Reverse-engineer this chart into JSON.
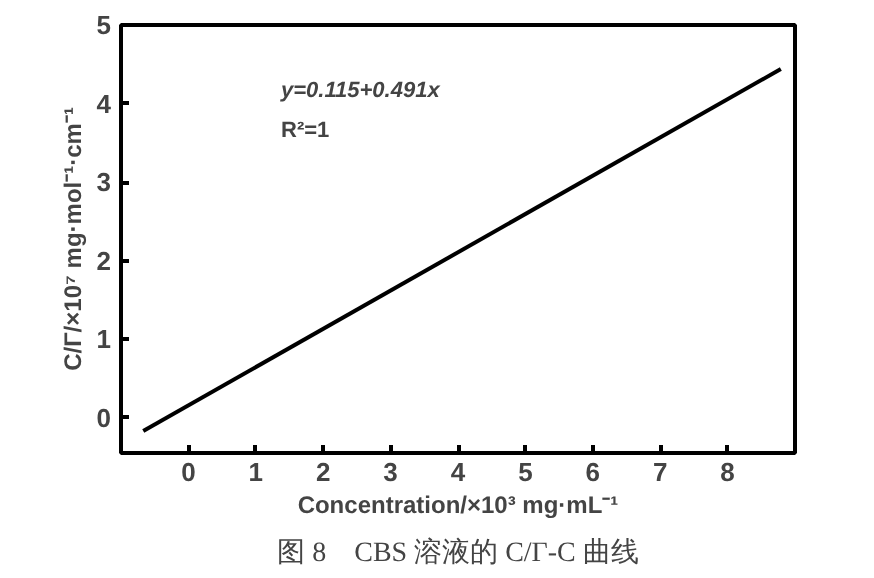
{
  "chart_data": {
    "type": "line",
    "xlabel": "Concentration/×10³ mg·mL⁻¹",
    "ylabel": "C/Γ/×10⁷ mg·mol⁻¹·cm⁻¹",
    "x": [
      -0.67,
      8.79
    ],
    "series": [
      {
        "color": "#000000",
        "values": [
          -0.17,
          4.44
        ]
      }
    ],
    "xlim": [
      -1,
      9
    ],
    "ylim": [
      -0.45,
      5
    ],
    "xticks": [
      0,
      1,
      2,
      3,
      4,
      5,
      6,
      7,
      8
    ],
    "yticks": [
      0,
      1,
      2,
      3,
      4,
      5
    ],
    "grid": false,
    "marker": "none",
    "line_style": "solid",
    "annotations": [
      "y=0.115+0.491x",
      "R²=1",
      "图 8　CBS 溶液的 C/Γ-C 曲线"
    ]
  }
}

◆ ◆ ◆ ◆ ◆ ◆ ◆

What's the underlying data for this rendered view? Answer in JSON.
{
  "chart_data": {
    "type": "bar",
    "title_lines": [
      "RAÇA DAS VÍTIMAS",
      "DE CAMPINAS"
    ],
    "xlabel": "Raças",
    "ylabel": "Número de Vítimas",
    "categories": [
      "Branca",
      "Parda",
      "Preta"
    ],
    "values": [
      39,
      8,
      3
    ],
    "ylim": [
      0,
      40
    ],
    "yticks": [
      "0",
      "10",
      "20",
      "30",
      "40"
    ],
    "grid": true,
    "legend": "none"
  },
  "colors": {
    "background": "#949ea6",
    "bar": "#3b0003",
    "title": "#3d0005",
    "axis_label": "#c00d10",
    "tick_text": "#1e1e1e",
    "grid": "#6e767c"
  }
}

◆ ◆ ◆ ◆ ◆ ◆ ◆

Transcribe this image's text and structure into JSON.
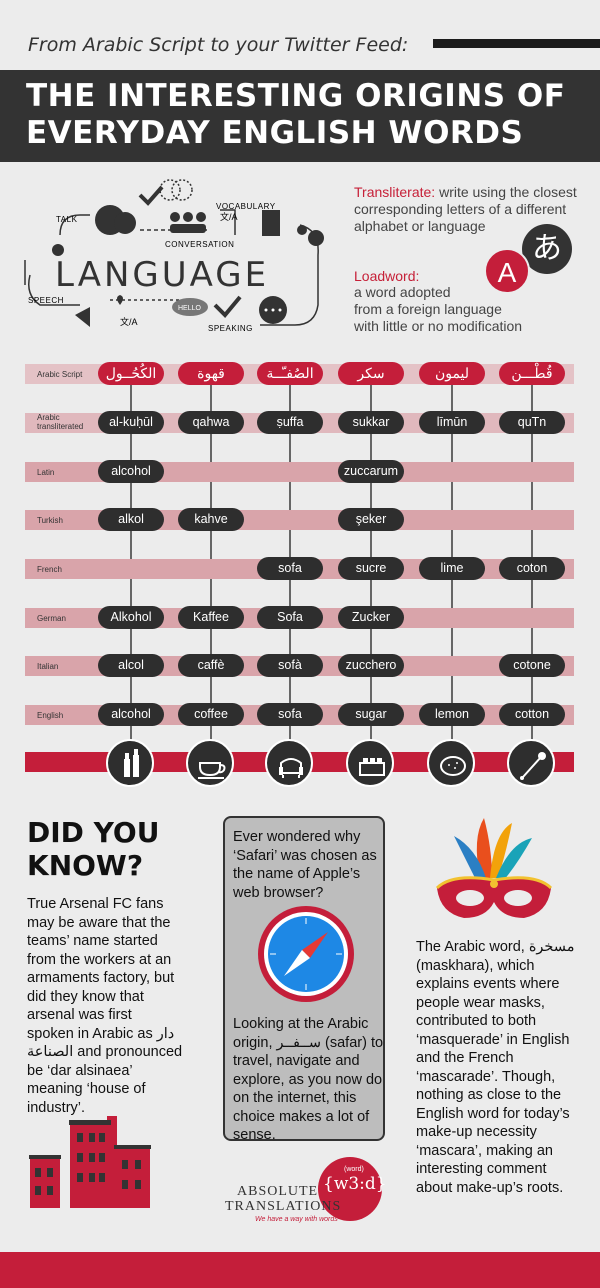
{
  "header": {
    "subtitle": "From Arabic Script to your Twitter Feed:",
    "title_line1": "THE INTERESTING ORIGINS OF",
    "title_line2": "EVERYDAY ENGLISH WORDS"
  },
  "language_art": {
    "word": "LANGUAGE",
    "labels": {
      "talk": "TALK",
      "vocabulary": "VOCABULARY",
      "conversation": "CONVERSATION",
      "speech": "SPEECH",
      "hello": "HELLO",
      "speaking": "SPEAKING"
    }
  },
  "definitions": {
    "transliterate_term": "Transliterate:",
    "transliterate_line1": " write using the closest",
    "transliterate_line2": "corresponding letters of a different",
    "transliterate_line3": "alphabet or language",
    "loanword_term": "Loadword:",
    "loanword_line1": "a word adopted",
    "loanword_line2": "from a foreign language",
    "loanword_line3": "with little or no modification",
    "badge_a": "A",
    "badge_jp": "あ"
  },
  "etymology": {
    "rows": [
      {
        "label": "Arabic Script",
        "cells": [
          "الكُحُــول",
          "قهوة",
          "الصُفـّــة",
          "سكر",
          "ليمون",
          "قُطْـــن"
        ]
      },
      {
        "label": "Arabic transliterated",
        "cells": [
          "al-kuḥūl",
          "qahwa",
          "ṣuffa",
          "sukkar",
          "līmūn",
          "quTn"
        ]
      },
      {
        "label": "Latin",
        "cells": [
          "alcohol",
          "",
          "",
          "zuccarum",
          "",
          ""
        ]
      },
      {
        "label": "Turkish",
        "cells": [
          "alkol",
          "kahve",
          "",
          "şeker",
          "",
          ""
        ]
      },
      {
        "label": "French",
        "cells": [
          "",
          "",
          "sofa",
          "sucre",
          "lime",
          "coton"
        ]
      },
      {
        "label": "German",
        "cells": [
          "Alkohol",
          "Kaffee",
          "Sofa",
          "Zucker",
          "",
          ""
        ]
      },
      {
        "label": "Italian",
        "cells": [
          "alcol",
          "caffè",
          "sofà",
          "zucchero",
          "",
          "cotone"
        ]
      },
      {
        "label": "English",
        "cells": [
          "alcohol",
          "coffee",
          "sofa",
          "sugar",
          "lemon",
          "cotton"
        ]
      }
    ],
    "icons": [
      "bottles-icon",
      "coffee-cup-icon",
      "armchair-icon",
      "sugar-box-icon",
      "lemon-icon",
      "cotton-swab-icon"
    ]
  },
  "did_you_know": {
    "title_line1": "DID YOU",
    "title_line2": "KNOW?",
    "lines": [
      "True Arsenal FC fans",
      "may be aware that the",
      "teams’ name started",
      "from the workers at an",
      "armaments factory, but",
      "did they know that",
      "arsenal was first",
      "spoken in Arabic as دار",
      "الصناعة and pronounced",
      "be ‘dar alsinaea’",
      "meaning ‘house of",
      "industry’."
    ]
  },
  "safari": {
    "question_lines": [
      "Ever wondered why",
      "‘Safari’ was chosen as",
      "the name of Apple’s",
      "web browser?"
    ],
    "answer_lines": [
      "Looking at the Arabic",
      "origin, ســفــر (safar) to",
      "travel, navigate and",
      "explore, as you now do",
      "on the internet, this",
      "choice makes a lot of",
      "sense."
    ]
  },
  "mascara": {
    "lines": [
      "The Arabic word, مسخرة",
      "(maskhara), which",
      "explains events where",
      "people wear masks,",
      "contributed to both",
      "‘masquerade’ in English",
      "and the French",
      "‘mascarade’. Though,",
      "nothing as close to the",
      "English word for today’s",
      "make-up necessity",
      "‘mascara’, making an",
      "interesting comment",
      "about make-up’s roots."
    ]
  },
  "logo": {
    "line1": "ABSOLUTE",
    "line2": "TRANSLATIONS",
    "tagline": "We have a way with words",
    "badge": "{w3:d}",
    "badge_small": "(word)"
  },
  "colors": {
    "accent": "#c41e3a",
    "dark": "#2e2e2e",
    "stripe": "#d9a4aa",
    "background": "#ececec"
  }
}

◆ ◆ ◆ ◆ ◆ ◆ ◆

* _Work to complete_: Lines in the records that hold the word "Script" are to be counted; give only the total.

* _Exercise output_: 2